- [Required work]:
Locate each line in the records containing "JSON". Copy it.

Dataset items
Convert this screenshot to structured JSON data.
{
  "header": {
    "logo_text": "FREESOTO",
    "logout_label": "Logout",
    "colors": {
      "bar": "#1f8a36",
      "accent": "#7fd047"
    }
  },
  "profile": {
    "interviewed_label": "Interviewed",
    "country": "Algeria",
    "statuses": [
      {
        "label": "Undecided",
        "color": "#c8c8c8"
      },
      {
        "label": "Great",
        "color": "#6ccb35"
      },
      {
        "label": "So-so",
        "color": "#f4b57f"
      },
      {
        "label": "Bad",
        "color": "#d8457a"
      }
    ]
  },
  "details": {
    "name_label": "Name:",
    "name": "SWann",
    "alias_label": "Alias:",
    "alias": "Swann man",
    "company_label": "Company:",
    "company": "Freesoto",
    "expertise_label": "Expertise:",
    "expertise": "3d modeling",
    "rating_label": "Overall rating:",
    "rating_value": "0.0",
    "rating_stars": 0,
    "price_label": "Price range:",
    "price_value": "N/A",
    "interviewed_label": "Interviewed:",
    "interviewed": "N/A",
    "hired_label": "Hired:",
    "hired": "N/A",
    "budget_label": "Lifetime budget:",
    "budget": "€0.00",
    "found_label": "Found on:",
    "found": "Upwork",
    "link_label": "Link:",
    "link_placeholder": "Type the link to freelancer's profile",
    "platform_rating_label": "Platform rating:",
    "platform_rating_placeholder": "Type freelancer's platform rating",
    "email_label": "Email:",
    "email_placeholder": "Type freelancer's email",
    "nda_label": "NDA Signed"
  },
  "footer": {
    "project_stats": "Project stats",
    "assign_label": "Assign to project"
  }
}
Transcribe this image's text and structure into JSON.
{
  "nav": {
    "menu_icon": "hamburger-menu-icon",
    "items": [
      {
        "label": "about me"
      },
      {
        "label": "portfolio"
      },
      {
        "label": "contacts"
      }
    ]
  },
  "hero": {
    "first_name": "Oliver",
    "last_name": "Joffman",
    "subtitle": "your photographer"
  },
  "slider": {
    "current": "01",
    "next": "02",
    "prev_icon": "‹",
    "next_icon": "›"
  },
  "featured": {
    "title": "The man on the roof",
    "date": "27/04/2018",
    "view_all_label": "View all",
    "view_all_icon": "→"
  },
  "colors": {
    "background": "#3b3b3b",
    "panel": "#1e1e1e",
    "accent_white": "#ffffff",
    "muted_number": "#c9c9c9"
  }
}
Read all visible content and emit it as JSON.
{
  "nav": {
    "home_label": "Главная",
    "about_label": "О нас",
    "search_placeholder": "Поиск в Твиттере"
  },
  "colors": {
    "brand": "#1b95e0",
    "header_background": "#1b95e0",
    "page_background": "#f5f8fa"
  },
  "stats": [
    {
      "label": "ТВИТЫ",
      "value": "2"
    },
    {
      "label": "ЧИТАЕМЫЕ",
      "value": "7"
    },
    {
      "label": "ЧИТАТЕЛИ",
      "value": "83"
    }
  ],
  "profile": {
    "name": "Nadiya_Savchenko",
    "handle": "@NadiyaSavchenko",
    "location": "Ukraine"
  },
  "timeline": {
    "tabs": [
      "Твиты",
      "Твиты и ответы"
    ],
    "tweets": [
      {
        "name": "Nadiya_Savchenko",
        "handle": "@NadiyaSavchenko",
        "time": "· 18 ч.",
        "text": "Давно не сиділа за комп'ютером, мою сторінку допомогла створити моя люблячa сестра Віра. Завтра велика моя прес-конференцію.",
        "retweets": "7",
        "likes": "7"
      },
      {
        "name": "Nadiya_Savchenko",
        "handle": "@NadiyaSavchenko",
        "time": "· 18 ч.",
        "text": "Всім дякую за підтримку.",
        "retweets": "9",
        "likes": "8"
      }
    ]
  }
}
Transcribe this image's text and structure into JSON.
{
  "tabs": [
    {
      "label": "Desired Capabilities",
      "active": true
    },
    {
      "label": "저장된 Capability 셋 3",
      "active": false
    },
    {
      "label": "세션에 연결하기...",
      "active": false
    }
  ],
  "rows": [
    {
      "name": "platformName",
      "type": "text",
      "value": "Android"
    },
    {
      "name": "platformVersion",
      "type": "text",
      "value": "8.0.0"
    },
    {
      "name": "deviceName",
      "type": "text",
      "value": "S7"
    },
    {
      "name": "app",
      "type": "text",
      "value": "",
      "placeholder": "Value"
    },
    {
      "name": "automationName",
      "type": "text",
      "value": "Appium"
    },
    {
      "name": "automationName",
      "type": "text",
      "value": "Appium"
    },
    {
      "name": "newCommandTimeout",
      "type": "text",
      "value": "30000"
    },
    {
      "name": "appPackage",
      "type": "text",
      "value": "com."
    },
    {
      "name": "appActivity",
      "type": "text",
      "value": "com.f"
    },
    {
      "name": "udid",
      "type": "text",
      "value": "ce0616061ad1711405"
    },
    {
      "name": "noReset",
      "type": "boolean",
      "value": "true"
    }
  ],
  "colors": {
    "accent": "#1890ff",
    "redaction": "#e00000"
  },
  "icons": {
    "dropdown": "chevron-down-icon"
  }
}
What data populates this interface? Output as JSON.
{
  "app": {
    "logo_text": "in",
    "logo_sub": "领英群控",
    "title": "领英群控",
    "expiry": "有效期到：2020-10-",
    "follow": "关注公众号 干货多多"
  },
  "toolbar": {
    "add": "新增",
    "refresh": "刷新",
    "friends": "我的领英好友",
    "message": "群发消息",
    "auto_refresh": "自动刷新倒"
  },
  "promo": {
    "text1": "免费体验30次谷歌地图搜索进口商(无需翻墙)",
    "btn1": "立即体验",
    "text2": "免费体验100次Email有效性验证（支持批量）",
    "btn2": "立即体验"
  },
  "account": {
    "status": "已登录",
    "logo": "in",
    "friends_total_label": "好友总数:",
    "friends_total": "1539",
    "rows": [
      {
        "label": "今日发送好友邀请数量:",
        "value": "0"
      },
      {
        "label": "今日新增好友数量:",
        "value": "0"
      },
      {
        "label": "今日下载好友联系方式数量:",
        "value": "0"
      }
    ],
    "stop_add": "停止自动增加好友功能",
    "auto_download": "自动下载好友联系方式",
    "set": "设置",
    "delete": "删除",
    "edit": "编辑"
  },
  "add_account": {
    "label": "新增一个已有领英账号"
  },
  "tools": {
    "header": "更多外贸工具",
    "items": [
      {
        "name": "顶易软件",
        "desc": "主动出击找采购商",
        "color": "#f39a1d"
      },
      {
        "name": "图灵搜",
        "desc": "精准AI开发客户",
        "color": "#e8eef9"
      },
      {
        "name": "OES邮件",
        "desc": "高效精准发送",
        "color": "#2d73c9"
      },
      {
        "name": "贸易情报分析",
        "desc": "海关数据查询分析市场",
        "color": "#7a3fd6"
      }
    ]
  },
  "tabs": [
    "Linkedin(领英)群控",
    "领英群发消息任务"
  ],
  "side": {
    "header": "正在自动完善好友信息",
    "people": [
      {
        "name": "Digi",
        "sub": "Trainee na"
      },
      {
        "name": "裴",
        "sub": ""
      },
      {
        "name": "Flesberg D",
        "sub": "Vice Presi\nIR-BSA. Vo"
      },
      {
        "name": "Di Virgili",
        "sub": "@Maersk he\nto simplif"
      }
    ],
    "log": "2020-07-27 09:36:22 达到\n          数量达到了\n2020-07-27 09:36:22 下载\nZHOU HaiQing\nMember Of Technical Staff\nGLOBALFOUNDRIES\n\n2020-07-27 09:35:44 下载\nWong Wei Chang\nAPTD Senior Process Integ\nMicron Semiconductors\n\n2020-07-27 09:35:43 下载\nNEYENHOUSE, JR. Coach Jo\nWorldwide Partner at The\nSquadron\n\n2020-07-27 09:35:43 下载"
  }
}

- [Result below]:
Convert this screenshot to structured JSON data.
Transcribe this image's text and structure into JSON.
Read all visible content and emit it as JSON.
Transcribe this image's text and structure into JSON.
What data populates this interface? Output as JSON.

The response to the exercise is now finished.